◆ SUPPLIED INFORMATION
══════

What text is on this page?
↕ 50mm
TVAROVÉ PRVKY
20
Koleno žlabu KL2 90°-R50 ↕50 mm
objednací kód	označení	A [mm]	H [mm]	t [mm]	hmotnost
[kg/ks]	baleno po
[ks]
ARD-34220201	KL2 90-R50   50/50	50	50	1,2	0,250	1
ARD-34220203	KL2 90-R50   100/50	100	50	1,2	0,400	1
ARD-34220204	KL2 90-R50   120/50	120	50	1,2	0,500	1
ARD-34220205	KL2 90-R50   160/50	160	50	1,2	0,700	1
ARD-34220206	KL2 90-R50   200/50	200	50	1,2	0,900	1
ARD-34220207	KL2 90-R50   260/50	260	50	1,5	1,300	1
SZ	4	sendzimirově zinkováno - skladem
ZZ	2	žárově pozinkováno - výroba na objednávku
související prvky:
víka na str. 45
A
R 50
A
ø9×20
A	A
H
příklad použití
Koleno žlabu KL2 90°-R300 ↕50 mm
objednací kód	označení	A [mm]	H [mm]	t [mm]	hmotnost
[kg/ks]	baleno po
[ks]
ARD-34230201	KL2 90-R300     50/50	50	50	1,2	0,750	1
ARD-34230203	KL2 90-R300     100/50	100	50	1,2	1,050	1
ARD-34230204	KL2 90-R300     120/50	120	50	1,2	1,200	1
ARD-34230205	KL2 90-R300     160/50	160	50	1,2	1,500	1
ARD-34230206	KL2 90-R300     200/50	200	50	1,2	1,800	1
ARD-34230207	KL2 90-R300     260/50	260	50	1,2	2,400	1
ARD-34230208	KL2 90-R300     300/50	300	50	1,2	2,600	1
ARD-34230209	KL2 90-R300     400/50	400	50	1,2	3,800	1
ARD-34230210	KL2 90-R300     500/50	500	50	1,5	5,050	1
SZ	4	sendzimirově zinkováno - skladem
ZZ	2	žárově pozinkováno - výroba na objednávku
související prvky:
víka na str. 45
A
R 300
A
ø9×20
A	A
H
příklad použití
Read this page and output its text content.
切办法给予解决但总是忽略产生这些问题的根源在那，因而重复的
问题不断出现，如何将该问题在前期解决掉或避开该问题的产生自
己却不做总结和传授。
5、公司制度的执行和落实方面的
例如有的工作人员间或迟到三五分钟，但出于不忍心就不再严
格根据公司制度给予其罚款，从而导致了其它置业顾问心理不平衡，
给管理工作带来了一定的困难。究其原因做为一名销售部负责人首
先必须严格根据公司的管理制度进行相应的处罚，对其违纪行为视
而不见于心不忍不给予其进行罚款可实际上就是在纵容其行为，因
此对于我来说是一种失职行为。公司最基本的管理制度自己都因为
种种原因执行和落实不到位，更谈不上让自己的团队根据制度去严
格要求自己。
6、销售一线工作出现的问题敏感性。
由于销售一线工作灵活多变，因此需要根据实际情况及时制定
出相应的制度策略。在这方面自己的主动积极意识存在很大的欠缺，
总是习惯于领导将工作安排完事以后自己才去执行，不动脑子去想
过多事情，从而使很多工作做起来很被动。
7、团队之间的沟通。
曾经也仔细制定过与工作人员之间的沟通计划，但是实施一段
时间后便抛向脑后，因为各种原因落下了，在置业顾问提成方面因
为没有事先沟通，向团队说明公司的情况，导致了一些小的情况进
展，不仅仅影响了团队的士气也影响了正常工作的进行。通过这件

══════

◆ WRITTEN TASK
Everything from the line with "Read this page and output its text content." to the end of the listing above needs to be duplicated exactly, both end lines included, with nothing more.

◆ ANSWER
Read this page and output its text content.
切办法给予解决但总是忽略产生这些问题的根源在那，因而重复的
问题不断出现，如何将该问题在前期解决掉或避开该问题的产生自
己却不做总结和传授。
5、公司制度的执行和落实方面的
例如有的工作人员间或迟到三五分钟，但出于不忍心就不再严
格根据公司制度给予其罚款，从而导致了其它置业顾问心理不平衡，
给管理工作带来了一定的困难。究其原因做为一名销售部负责人首
先必须严格根据公司的管理制度进行相应的处罚，对其违纪行为视
而不见于心不忍不给予其进行罚款可实际上就是在纵容其行为，因
此对于我来说是一种失职行为。公司最基本的管理制度自己都因为
种种原因执行和落实不到位，更谈不上让自己的团队根据制度去严
格要求自己。
6、销售一线工作出现的问题敏感性。
由于销售一线工作灵活多变，因此需要根据实际情况及时制定
出相应的制度策略。在这方面自己的主动积极意识存在很大的欠缺，
总是习惯于领导将工作安排完事以后自己才去执行，不动脑子去想
过多事情，从而使很多工作做起来很被动。
7、团队之间的沟通。
曾经也仔细制定过与工作人员之间的沟通计划，但是实施一段
时间后便抛向脑后，因为各种原因落下了，在置业顾问提成方面因
为没有事先沟通，向团队说明公司的情况，导致了一些小的情况进
展，不仅仅影响了团队的士气也影响了正常工作的进行。通过这件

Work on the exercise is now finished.